**Brief:** Each record must be retyped in full. No character may differ.

(Records from a collection of figures)

——————————

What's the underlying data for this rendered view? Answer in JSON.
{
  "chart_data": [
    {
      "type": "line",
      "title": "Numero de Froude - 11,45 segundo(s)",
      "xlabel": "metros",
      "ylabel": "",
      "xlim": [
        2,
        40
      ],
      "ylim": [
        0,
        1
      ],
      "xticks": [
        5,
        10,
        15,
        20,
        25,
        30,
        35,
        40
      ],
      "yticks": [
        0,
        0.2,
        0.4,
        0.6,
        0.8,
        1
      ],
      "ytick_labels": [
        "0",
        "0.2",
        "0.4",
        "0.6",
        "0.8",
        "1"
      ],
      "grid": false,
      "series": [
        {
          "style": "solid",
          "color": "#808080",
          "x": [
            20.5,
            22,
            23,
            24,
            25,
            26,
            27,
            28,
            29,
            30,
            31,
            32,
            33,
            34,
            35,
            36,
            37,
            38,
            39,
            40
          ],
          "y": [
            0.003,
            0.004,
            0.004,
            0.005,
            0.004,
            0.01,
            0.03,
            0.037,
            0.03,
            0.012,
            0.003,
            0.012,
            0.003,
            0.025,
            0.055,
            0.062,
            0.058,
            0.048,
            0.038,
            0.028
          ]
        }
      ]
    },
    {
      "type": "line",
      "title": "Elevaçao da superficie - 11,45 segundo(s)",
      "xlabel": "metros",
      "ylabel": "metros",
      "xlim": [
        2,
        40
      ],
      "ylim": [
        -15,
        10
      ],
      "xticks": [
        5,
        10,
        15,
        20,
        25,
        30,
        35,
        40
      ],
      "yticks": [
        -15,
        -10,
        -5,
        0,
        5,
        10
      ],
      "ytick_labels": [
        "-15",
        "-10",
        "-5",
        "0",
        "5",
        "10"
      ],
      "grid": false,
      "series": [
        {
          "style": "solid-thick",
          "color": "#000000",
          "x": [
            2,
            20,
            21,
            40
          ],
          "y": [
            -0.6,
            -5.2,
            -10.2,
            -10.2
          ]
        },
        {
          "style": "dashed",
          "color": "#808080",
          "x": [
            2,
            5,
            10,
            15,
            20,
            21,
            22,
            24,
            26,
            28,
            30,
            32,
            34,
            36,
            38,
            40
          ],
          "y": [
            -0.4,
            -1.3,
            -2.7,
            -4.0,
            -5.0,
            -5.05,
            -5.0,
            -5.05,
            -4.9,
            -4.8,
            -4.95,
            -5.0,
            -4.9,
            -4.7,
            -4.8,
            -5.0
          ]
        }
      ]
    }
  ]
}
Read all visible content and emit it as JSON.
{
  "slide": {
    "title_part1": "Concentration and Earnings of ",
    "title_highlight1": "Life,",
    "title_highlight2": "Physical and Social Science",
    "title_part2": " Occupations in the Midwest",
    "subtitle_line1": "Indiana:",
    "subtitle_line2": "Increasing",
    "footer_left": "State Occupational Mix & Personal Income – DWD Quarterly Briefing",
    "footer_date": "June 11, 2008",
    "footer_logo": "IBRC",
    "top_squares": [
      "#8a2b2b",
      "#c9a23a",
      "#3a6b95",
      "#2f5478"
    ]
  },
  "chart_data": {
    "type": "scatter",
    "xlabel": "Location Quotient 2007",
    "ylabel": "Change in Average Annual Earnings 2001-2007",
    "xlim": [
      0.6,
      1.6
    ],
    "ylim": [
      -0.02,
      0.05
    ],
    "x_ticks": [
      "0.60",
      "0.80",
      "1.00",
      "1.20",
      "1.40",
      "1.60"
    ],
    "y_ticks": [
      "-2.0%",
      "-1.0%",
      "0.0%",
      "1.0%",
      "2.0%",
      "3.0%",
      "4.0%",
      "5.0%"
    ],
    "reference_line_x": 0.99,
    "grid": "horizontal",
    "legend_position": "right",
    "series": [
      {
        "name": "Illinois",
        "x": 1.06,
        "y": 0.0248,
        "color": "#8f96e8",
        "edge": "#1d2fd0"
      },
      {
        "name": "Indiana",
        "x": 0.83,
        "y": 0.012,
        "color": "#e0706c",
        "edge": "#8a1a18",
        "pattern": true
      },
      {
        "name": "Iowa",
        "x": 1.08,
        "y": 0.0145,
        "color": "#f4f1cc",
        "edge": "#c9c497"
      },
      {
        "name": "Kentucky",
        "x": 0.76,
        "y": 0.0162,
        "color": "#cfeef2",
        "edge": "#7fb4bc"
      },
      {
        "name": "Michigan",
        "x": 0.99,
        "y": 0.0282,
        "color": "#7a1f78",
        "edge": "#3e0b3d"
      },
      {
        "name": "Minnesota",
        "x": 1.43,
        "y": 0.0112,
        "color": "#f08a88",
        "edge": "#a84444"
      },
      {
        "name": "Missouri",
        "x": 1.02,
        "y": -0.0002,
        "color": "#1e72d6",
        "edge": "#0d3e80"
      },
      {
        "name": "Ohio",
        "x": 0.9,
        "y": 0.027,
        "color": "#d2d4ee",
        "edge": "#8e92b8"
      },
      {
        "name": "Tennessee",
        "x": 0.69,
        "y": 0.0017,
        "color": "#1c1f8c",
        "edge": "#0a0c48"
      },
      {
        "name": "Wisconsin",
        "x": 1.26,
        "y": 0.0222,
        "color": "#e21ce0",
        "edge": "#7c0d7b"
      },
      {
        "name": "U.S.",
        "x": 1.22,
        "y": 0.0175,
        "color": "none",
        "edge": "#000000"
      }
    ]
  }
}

——————————

**Solution to this task:**
What's the underlying data for this rendered view? Answer in JSON.
{
  "chart_data": [
    {
      "type": "line",
      "title": "Numero de Froude - 11,45 segundo(s)",
      "xlabel": "metros",
      "ylabel": "",
      "xlim": [
        2,
        40
      ],
      "ylim": [
        0,
        1
      ],
      "xticks": [
        5,
        10,
        15,
        20,
        25,
        30,
        35,
        40
      ],
      "yticks": [
        0,
        0.2,
        0.4,
        0.6,
        0.8,
        1
      ],
      "ytick_labels": [
        "0",
        "0.2",
        "0.4",
        "0.6",
        "0.8",
        "1"
      ],
      "grid": false,
      "series": [
        {
          "style": "solid",
          "color": "#808080",
          "x": [
            20.5,
            22,
            23,
            24,
            25,
            26,
            27,
            28,
            29,
            30,
            31,
            32,
            33,
            34,
            35,
            36,
            37,
            38,
            39,
            40
          ],
          "y": [
            0.003,
            0.004,
            0.004,
            0.005,
            0.004,
            0.01,
            0.03,
            0.037,
            0.03,
            0.012,
            0.003,
            0.012,
            0.003,
            0.025,
            0.055,
            0.062,
            0.058,
            0.048,
            0.038,
            0.028
          ]
        }
      ]
    },
    {
      "type": "line",
      "title": "Elevaçao da superficie - 11,45 segundo(s)",
      "xlabel": "metros",
      "ylabel": "metros",
      "xlim": [
        2,
        40
      ],
      "ylim": [
        -15,
        10
      ],
      "xticks": [
        5,
        10,
        15,
        20,
        25,
        30,
        35,
        40
      ],
      "yticks": [
        -15,
        -10,
        -5,
        0,
        5,
        10
      ],
      "ytick_labels": [
        "-15",
        "-10",
        "-5",
        "0",
        "5",
        "10"
      ],
      "grid": false,
      "series": [
        {
          "style": "solid-thick",
          "color": "#000000",
          "x": [
            2,
            20,
            21,
            40
          ],
          "y": [
            -0.6,
            -5.2,
            -10.2,
            -10.2
          ]
        },
        {
          "style": "dashed",
          "color": "#808080",
          "x": [
            2,
            5,
            10,
            15,
            20,
            21,
            22,
            24,
            26,
            28,
            30,
            32,
            34,
            36,
            38,
            40
          ],
          "y": [
            -0.4,
            -1.3,
            -2.7,
            -4.0,
            -5.0,
            -5.05,
            -5.0,
            -5.05,
            -4.9,
            -4.8,
            -4.95,
            -5.0,
            -4.9,
            -4.7,
            -4.8,
            -5.0
          ]
        }
      ]
    }
  ]
}
Read all visible content and emit it as JSON.
{
  "slide": {
    "title_part1": "Concentration and Earnings of ",
    "title_highlight1": "Life,",
    "title_highlight2": "Physical and Social Science",
    "title_part2": " Occupations in the Midwest",
    "subtitle_line1": "Indiana:",
    "subtitle_line2": "Increasing",
    "footer_left": "State Occupational Mix & Personal Income – DWD Quarterly Briefing",
    "footer_date": "June 11, 2008",
    "footer_logo": "IBRC",
    "top_squares": [
      "#8a2b2b",
      "#c9a23a",
      "#3a6b95",
      "#2f5478"
    ]
  },
  "chart_data": {
    "type": "scatter",
    "xlabel": "Location Quotient 2007",
    "ylabel": "Change in Average Annual Earnings 2001-2007",
    "xlim": [
      0.6,
      1.6
    ],
    "ylim": [
      -0.02,
      0.05
    ],
    "x_ticks": [
      "0.60",
      "0.80",
      "1.00",
      "1.20",
      "1.40",
      "1.60"
    ],
    "y_ticks": [
      "-2.0%",
      "-1.0%",
      "0.0%",
      "1.0%",
      "2.0%",
      "3.0%",
      "4.0%",
      "5.0%"
    ],
    "reference_line_x": 0.99,
    "grid": "horizontal",
    "legend_position": "right",
    "series": [
      {
        "name": "Illinois",
        "x": 1.06,
        "y": 0.0248,
        "color": "#8f96e8",
        "edge": "#1d2fd0"
      },
      {
        "name": "Indiana",
        "x": 0.83,
        "y": 0.012,
        "color": "#e0706c",
        "edge": "#8a1a18",
        "pattern": true
      },
      {
        "name": "Iowa",
        "x": 1.08,
        "y": 0.0145,
        "color": "#f4f1cc",
        "edge": "#c9c497"
      },
      {
        "name": "Kentucky",
        "x": 0.76,
        "y": 0.0162,
        "color": "#cfeef2",
        "edge": "#7fb4bc"
      },
      {
        "name": "Michigan",
        "x": 0.99,
        "y": 0.0282,
        "color": "#7a1f78",
        "edge": "#3e0b3d"
      },
      {
        "name": "Minnesota",
        "x": 1.43,
        "y": 0.0112,
        "color": "#f08a88",
        "edge": "#a84444"
      },
      {
        "name": "Missouri",
        "x": 1.02,
        "y": -0.0002,
        "color": "#1e72d6",
        "edge": "#0d3e80"
      },
      {
        "name": "Ohio",
        "x": 0.9,
        "y": 0.027,
        "color": "#d2d4ee",
        "edge": "#8e92b8"
      },
      {
        "name": "Tennessee",
        "x": 0.69,
        "y": 0.0017,
        "color": "#1c1f8c",
        "edge": "#0a0c48"
      },
      {
        "name": "Wisconsin",
        "x": 1.26,
        "y": 0.0222,
        "color": "#e21ce0",
        "edge": "#7c0d7b"
      },
      {
        "name": "U.S.",
        "x": 1.22,
        "y": 0.0175,
        "color": "none",
        "edge": "#000000"
      }
    ]
  }
}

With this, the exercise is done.